→ Exercise description:
Copy the lines of the records below exactly as they appear.

→ Stored records:

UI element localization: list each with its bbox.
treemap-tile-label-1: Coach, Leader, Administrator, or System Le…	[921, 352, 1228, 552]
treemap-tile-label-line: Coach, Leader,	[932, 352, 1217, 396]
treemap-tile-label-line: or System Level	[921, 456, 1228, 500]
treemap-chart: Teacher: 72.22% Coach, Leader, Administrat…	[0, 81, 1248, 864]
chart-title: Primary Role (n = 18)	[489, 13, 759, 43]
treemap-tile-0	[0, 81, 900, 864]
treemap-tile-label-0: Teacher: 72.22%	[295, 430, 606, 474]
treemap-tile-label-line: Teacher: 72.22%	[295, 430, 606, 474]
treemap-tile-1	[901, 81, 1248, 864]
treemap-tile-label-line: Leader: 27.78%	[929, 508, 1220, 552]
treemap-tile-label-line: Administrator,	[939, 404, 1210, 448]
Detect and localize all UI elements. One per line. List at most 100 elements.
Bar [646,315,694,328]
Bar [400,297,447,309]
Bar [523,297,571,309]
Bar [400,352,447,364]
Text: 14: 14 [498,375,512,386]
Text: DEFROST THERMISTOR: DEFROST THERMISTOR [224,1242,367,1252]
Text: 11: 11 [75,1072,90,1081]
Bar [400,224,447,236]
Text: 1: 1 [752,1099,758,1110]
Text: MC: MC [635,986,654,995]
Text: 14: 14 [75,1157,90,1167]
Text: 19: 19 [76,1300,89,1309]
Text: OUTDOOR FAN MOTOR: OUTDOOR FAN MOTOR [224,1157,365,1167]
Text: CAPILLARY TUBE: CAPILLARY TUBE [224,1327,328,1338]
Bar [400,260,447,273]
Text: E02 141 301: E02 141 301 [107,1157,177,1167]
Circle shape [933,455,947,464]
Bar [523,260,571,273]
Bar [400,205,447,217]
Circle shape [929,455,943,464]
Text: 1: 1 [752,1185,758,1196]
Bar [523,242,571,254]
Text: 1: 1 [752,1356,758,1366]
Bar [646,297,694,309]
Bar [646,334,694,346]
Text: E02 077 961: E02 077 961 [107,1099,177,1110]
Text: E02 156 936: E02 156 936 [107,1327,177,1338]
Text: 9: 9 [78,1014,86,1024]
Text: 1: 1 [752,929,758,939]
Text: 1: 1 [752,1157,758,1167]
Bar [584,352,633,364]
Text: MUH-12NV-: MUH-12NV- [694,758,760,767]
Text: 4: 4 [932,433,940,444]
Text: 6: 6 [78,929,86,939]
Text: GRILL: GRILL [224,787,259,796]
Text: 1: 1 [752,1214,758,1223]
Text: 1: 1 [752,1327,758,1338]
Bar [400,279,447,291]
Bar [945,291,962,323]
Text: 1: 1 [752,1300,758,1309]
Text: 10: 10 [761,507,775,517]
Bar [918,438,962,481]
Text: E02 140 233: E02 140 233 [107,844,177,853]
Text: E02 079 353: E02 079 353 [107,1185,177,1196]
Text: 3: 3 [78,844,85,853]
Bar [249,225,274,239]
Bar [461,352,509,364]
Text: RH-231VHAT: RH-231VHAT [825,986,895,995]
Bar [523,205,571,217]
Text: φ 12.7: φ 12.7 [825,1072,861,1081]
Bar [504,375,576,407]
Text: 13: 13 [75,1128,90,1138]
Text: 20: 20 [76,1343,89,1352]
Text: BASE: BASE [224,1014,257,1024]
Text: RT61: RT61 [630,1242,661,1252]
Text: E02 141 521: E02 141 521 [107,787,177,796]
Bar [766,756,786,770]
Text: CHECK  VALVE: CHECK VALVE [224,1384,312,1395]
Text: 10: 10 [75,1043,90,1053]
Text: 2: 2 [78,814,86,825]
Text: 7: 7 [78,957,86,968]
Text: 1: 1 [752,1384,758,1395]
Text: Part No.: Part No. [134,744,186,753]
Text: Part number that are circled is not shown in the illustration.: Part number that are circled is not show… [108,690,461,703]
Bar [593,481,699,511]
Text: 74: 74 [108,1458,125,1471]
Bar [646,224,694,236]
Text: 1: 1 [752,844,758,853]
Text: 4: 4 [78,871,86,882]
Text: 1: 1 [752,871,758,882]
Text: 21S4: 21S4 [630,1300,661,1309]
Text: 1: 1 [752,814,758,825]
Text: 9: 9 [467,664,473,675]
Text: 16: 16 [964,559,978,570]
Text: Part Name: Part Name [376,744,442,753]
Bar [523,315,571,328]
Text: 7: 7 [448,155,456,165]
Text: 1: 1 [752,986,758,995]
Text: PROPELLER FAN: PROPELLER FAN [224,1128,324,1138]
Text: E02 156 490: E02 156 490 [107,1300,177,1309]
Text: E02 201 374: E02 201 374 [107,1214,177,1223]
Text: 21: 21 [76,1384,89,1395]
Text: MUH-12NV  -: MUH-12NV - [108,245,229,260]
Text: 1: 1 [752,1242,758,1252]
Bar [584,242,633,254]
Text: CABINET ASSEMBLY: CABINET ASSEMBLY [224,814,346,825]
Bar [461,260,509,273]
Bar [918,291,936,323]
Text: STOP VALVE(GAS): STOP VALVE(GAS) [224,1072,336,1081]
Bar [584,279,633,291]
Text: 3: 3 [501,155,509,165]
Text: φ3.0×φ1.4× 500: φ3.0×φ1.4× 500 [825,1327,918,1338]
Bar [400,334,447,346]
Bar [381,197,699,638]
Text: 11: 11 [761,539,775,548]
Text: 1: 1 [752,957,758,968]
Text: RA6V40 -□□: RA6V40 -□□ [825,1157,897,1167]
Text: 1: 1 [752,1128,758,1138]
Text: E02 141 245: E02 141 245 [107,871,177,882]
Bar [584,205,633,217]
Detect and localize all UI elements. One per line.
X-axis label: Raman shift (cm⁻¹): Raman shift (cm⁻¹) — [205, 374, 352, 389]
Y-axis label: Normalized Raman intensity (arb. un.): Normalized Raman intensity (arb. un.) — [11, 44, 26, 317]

→ Task solution:
UI element localization: list each with its bbox.
treemap-tile-label-1: Coach, Leader, Administrator, or System Le…	[921, 352, 1228, 552]
treemap-tile-label-line: Coach, Leader,	[932, 352, 1217, 396]
treemap-tile-label-line: or System Level	[921, 456, 1228, 500]
treemap-chart: Teacher: 72.22% Coach, Leader, Administrat…	[0, 81, 1248, 864]
chart-title: Primary Role (n = 18)	[489, 13, 759, 43]
treemap-tile-0	[0, 81, 900, 864]
treemap-tile-label-0: Teacher: 72.22%	[295, 430, 606, 474]
treemap-tile-label-line: Teacher: 72.22%	[295, 430, 606, 474]
treemap-tile-1	[901, 81, 1248, 864]
treemap-tile-label-line: Leader: 27.78%	[929, 508, 1220, 552]
treemap-tile-label-line: Administrator,	[939, 404, 1210, 448]
Detect and localize all UI elements. One per line. List at most 100 elements.
Bar [646,315,694,328]
Bar [400,297,447,309]
Bar [523,297,571,309]
Bar [400,352,447,364]
Text: 14: 14 [498,375,512,386]
Text: DEFROST THERMISTOR: DEFROST THERMISTOR [224,1242,367,1252]
Text: 11: 11 [75,1072,90,1081]
Bar [400,224,447,236]
Text: 1: 1 [752,1099,758,1110]
Text: MC: MC [635,986,654,995]
Text: 14: 14 [75,1157,90,1167]
Text: 19: 19 [76,1300,89,1309]
Text: OUTDOOR FAN MOTOR: OUTDOOR FAN MOTOR [224,1157,365,1167]
Text: CAPILLARY TUBE: CAPILLARY TUBE [224,1327,328,1338]
Bar [400,260,447,273]
Text: E02 141 301: E02 141 301 [107,1157,177,1167]
Circle shape [933,455,947,464]
Bar [523,260,571,273]
Bar [400,205,447,217]
Circle shape [929,455,943,464]
Text: 1: 1 [752,1185,758,1196]
Bar [523,242,571,254]
Text: 1: 1 [752,1356,758,1366]
Bar [646,297,694,309]
Bar [646,334,694,346]
Text: E02 077 961: E02 077 961 [107,1099,177,1110]
Text: E02 156 936: E02 156 936 [107,1327,177,1338]
Text: 9: 9 [78,1014,86,1024]
Text: 1: 1 [752,929,758,939]
Text: 1: 1 [752,1157,758,1167]
Bar [584,352,633,364]
Text: MUH-12NV-: MUH-12NV- [694,758,760,767]
Text: 4: 4 [932,433,940,444]
Text: 6: 6 [78,929,86,939]
Text: GRILL: GRILL [224,787,259,796]
Text: 1: 1 [752,1214,758,1223]
Text: 1: 1 [752,1327,758,1338]
Bar [400,279,447,291]
Bar [945,291,962,323]
Text: 1: 1 [752,1300,758,1309]
Text: 10: 10 [761,507,775,517]
Bar [918,438,962,481]
Text: E02 140 233: E02 140 233 [107,844,177,853]
Text: E02 079 353: E02 079 353 [107,1185,177,1196]
Text: 3: 3 [78,844,85,853]
Bar [249,225,274,239]
Bar [461,352,509,364]
Text: RH-231VHAT: RH-231VHAT [825,986,895,995]
Bar [523,205,571,217]
Text: φ 12.7: φ 12.7 [825,1072,861,1081]
Bar [504,375,576,407]
Text: 13: 13 [75,1128,90,1138]
Text: 20: 20 [76,1343,89,1352]
Text: BASE: BASE [224,1014,257,1024]
Text: RT61: RT61 [630,1242,661,1252]
Text: E02 141 521: E02 141 521 [107,787,177,796]
Bar [766,756,786,770]
Text: CHECK  VALVE: CHECK VALVE [224,1384,312,1395]
Text: 10: 10 [75,1043,90,1053]
Text: 2: 2 [78,814,86,825]
Text: 7: 7 [78,957,86,968]
Text: 1: 1 [752,1384,758,1395]
Text: Part No.: Part No. [134,744,186,753]
Text: Part number that are circled is not shown in the illustration.: Part number that are circled is not show… [108,690,461,703]
Bar [593,481,699,511]
Text: 74: 74 [108,1458,125,1471]
Bar [646,224,694,236]
Text: 1: 1 [752,844,758,853]
Text: 4: 4 [78,871,86,882]
Text: 1: 1 [752,871,758,882]
Text: 21S4: 21S4 [630,1300,661,1309]
Text: 1: 1 [752,814,758,825]
Text: 9: 9 [467,664,473,675]
Text: 16: 16 [964,559,978,570]
Text: Part Name: Part Name [376,744,442,753]
Bar [523,315,571,328]
Text: 7: 7 [448,155,456,165]
Text: 1: 1 [752,986,758,995]
Text: PROPELLER FAN: PROPELLER FAN [224,1128,324,1138]
Text: E02 156 490: E02 156 490 [107,1300,177,1309]
Text: E02 201 374: E02 201 374 [107,1214,177,1223]
Text: 21: 21 [76,1384,89,1395]
Text: MUH-12NV  -: MUH-12NV - [108,245,229,260]
Text: 1: 1 [752,1242,758,1252]
Bar [584,242,633,254]
Text: CABINET ASSEMBLY: CABINET ASSEMBLY [224,814,346,825]
Bar [461,260,509,273]
Bar [918,291,936,323]
Text: STOP VALVE(GAS): STOP VALVE(GAS) [224,1072,336,1081]
Bar [584,279,633,291]
Text: 3: 3 [501,155,509,165]
Text: φ3.0×φ1.4× 500: φ3.0×φ1.4× 500 [825,1327,918,1338]
Bar [400,334,447,346]
Bar [381,197,699,638]
Text: 11: 11 [761,539,775,548]
Text: 1: 1 [752,957,758,968]
Text: RA6V40 -□□: RA6V40 -□□ [825,1157,897,1167]
Text: 1: 1 [752,1128,758,1138]
Text: E02 141 245: E02 141 245 [107,871,177,882]
Bar [584,205,633,217]
Detect and localize all UI elements. One per line.
X-axis label: Raman shift (cm⁻¹): Raman shift (cm⁻¹) — [205, 374, 352, 389]
Y-axis label: Normalized Raman intensity (arb. un.): Normalized Raman intensity (arb. un.) — [11, 44, 26, 317]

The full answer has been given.